REQUIRED TASK: Reproduce all of the listing below without alteration.

MATERIAL FOR THIS EXERCISE:
_____

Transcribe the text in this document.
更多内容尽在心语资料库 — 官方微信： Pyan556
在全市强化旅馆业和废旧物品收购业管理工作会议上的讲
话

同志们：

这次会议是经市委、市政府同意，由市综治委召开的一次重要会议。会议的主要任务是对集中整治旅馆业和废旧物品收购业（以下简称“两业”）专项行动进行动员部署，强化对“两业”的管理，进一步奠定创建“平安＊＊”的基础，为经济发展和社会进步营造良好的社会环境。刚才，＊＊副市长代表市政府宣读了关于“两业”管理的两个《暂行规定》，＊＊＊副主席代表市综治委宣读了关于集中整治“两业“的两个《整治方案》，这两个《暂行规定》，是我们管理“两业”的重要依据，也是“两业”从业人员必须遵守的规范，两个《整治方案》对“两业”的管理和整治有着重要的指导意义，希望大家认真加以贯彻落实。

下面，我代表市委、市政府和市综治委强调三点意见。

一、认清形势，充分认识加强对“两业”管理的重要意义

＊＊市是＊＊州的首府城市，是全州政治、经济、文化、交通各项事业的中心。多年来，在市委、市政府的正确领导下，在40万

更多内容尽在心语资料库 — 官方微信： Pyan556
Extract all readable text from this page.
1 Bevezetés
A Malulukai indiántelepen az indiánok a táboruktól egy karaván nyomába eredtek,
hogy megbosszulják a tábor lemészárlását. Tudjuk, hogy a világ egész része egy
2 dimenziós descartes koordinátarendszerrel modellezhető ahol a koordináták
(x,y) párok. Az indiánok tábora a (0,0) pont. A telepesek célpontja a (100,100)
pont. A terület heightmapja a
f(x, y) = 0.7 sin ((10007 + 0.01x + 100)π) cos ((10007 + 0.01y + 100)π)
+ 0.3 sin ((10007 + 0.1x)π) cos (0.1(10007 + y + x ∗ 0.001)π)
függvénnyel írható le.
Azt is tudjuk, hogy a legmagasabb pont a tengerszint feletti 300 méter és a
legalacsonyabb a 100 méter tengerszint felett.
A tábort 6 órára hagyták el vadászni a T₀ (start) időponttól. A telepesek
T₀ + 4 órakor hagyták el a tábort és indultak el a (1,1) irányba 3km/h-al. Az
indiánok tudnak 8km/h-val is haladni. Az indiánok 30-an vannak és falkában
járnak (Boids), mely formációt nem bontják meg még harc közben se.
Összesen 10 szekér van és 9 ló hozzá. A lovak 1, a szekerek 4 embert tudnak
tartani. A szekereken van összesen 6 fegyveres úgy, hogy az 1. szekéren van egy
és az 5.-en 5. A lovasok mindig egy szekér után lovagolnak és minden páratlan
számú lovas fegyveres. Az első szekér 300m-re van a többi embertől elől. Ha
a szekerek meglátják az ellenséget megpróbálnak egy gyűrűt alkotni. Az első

_____

CORRECT OUTPUT:
Transcribe the text in this document.
更多内容尽在心语资料库 — 官方微信： Pyan556
在全市强化旅馆业和废旧物品收购业管理工作会议上的讲
话

同志们：

这次会议是经市委、市政府同意，由市综治委召开的一次重要会议。会议的主要任务是对集中整治旅馆业和废旧物品收购业（以下简称“两业”）专项行动进行动员部署，强化对“两业”的管理，进一步奠定创建“平安＊＊”的基础，为经济发展和社会进步营造良好的社会环境。刚才，＊＊副市长代表市政府宣读了关于“两业”管理的两个《暂行规定》，＊＊＊副主席代表市综治委宣读了关于集中整治“两业“的两个《整治方案》，这两个《暂行规定》，是我们管理“两业”的重要依据，也是“两业”从业人员必须遵守的规范，两个《整治方案》对“两业”的管理和整治有着重要的指导意义，希望大家认真加以贯彻落实。

下面，我代表市委、市政府和市综治委强调三点意见。

一、认清形势，充分认识加强对“两业”管理的重要意义

＊＊市是＊＊州的首府城市，是全州政治、经济、文化、交通各项事业的中心。多年来，在市委、市政府的正确领导下，在40万

更多内容尽在心语资料库 — 官方微信： Pyan556
Extract all readable text from this page.
1 Bevezetés
A Malulukai indiántelepen az indiánok a táboruktól egy karaván nyomába eredtek,
hogy megbosszulják a tábor lemészárlását. Tudjuk, hogy a világ egész része egy
2 dimenziós descartes koordinátarendszerrel modellezhető ahol a koordináták
(x,y) párok. Az indiánok tábora a (0,0) pont. A telepesek célpontja a (100,100)
pont. A terület heightmapja a
f(x, y) = 0.7 sin ((10007 + 0.01x + 100)π) cos ((10007 + 0.01y + 100)π)
+ 0.3 sin ((10007 + 0.1x)π) cos (0.1(10007 + y + x ∗ 0.001)π)
függvénnyel írható le.
Azt is tudjuk, hogy a legmagasabb pont a tengerszint feletti 300 méter és a
legalacsonyabb a 100 méter tengerszint felett.
A tábort 6 órára hagyták el vadászni a T₀ (start) időponttól. A telepesek
T₀ + 4 órakor hagyták el a tábort és indultak el a (1,1) irányba 3km/h-al. Az
indiánok tudnak 8km/h-val is haladni. Az indiánok 30-an vannak és falkában
járnak (Boids), mely formációt nem bontják meg még harc közben se.
Összesen 10 szekér van és 9 ló hozzá. A lovak 1, a szekerek 4 embert tudnak
tartani. A szekereken van összesen 6 fegyveres úgy, hogy az 1. szekéren van egy
és az 5.-en 5. A lovasok mindig egy szekér után lovagolnak és minden páratlan
számú lovas fegyveres. Az első szekér 300m-re van a többi embertől elől. Ha
a szekerek meglátják az ellenséget megpróbálnak egy gyűrűt alkotni. Az első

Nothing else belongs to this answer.